**Exercise instructions**
Reproduce the lines of the material exactly, excluding every image.
Begin
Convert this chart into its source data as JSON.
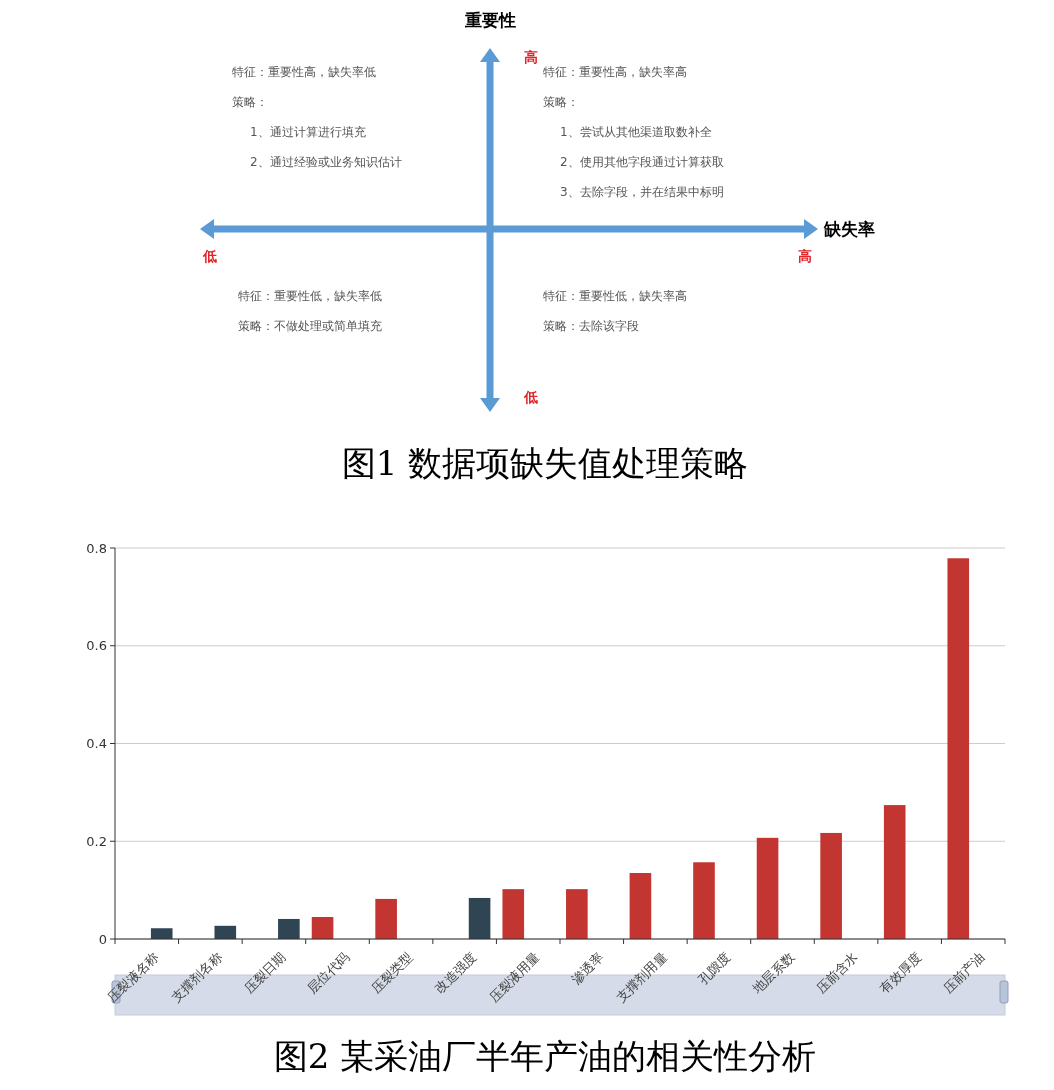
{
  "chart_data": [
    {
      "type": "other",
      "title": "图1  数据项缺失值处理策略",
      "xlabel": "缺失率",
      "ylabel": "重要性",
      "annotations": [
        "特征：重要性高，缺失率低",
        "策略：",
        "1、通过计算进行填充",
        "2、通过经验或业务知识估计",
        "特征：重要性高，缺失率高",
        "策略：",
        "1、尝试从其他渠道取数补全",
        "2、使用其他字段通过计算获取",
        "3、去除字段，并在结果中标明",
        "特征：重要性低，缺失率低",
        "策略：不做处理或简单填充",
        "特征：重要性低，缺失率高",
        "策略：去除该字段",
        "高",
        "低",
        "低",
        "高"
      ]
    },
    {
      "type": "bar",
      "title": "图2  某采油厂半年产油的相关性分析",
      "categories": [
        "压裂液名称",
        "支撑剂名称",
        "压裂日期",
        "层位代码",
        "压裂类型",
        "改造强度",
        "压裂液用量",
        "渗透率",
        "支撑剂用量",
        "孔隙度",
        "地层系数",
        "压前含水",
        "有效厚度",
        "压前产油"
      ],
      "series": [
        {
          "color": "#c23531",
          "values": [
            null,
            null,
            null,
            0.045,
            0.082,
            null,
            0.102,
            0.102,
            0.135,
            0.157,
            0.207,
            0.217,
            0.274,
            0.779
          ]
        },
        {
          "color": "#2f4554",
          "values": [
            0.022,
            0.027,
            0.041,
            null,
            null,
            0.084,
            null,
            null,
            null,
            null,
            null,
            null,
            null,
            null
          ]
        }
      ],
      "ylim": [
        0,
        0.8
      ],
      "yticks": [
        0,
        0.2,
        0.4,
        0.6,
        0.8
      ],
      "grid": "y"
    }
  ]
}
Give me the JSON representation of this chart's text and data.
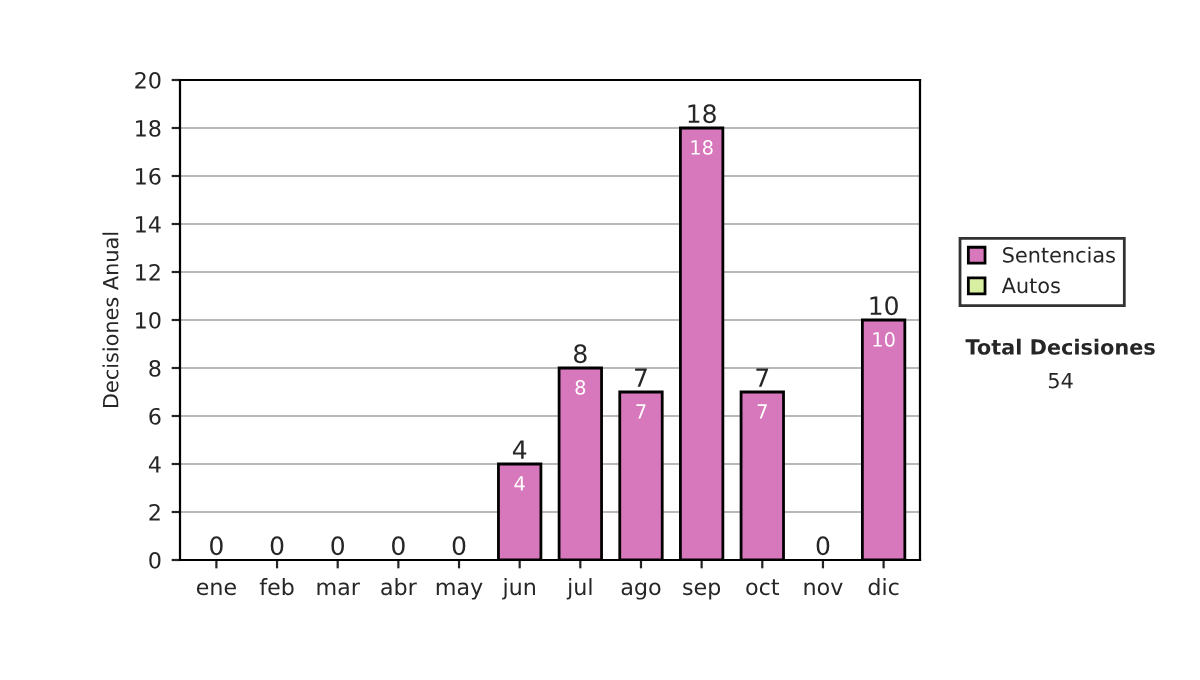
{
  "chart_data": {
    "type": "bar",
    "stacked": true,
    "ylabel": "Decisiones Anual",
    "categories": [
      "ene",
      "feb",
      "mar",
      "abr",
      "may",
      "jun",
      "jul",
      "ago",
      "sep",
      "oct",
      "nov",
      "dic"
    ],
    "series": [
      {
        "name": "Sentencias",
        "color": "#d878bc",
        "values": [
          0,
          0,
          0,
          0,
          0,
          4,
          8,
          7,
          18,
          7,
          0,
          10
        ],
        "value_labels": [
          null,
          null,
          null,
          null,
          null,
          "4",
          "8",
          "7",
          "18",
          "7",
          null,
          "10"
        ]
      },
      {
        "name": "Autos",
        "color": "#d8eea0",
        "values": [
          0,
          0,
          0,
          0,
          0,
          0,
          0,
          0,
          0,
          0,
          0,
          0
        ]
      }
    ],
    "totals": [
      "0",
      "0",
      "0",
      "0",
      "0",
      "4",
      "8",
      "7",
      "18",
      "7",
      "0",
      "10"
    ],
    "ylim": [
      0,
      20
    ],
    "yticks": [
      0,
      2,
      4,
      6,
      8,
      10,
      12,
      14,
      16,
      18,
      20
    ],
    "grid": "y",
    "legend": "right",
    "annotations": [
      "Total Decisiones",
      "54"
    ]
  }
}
End
**Task output**
Convert this chart into its source data as JSON.
{
  "chart_data": [
    {
      "type": "other",
      "title": "图1  数据项缺失值处理策略",
      "xlabel": "缺失率",
      "ylabel": "重要性",
      "annotations": [
        "特征：重要性高，缺失率低",
        "策略：",
        "1、通过计算进行填充",
        "2、通过经验或业务知识估计",
        "特征：重要性高，缺失率高",
        "策略：",
        "1、尝试从其他渠道取数补全",
        "2、使用其他字段通过计算获取",
        "3、去除字段，并在结果中标明",
        "特征：重要性低，缺失率低",
        "策略：不做处理或简单填充",
        "特征：重要性低，缺失率高",
        "策略：去除该字段",
        "高",
        "低",
        "低",
        "高"
      ]
    },
    {
      "type": "bar",
      "title": "图2  某采油厂半年产油的相关性分析",
      "categories": [
        "压裂液名称",
        "支撑剂名称",
        "压裂日期",
        "层位代码",
        "压裂类型",
        "改造强度",
        "压裂液用量",
        "渗透率",
        "支撑剂用量",
        "孔隙度",
        "地层系数",
        "压前含水",
        "有效厚度",
        "压前产油"
      ],
      "series": [
        {
          "color": "#c23531",
          "values": [
            null,
            null,
            null,
            0.045,
            0.082,
            null,
            0.102,
            0.102,
            0.135,
            0.157,
            0.207,
            0.217,
            0.274,
            0.779
          ]
        },
        {
          "color": "#2f4554",
          "values": [
            0.022,
            0.027,
            0.041,
            null,
            null,
            0.084,
            null,
            null,
            null,
            null,
            null,
            null,
            null,
            null
          ]
        }
      ],
      "ylim": [
        0,
        0.8
      ],
      "yticks": [
        0,
        0.2,
        0.4,
        0.6,
        0.8
      ],
      "grid": "y"
    }
  ]
}
Give me the JSON representation of this chart's text and data.
{
  "chart_data": {
    "type": "bar",
    "stacked": true,
    "ylabel": "Decisiones Anual",
    "categories": [
      "ene",
      "feb",
      "mar",
      "abr",
      "may",
      "jun",
      "jul",
      "ago",
      "sep",
      "oct",
      "nov",
      "dic"
    ],
    "series": [
      {
        "name": "Sentencias",
        "color": "#d878bc",
        "values": [
          0,
          0,
          0,
          0,
          0,
          4,
          8,
          7,
          18,
          7,
          0,
          10
        ],
        "value_labels": [
          null,
          null,
          null,
          null,
          null,
          "4",
          "8",
          "7",
          "18",
          "7",
          null,
          "10"
        ]
      },
      {
        "name": "Autos",
        "color": "#d8eea0",
        "values": [
          0,
          0,
          0,
          0,
          0,
          0,
          0,
          0,
          0,
          0,
          0,
          0
        ]
      }
    ],
    "totals": [
      "0",
      "0",
      "0",
      "0",
      "0",
      "4",
      "8",
      "7",
      "18",
      "7",
      "0",
      "10"
    ],
    "ylim": [
      0,
      20
    ],
    "yticks": [
      0,
      2,
      4,
      6,
      8,
      10,
      12,
      14,
      16,
      18,
      20
    ],
    "grid": "y",
    "legend": "right",
    "annotations": [
      "Total Decisiones",
      "54"
    ]
  }
}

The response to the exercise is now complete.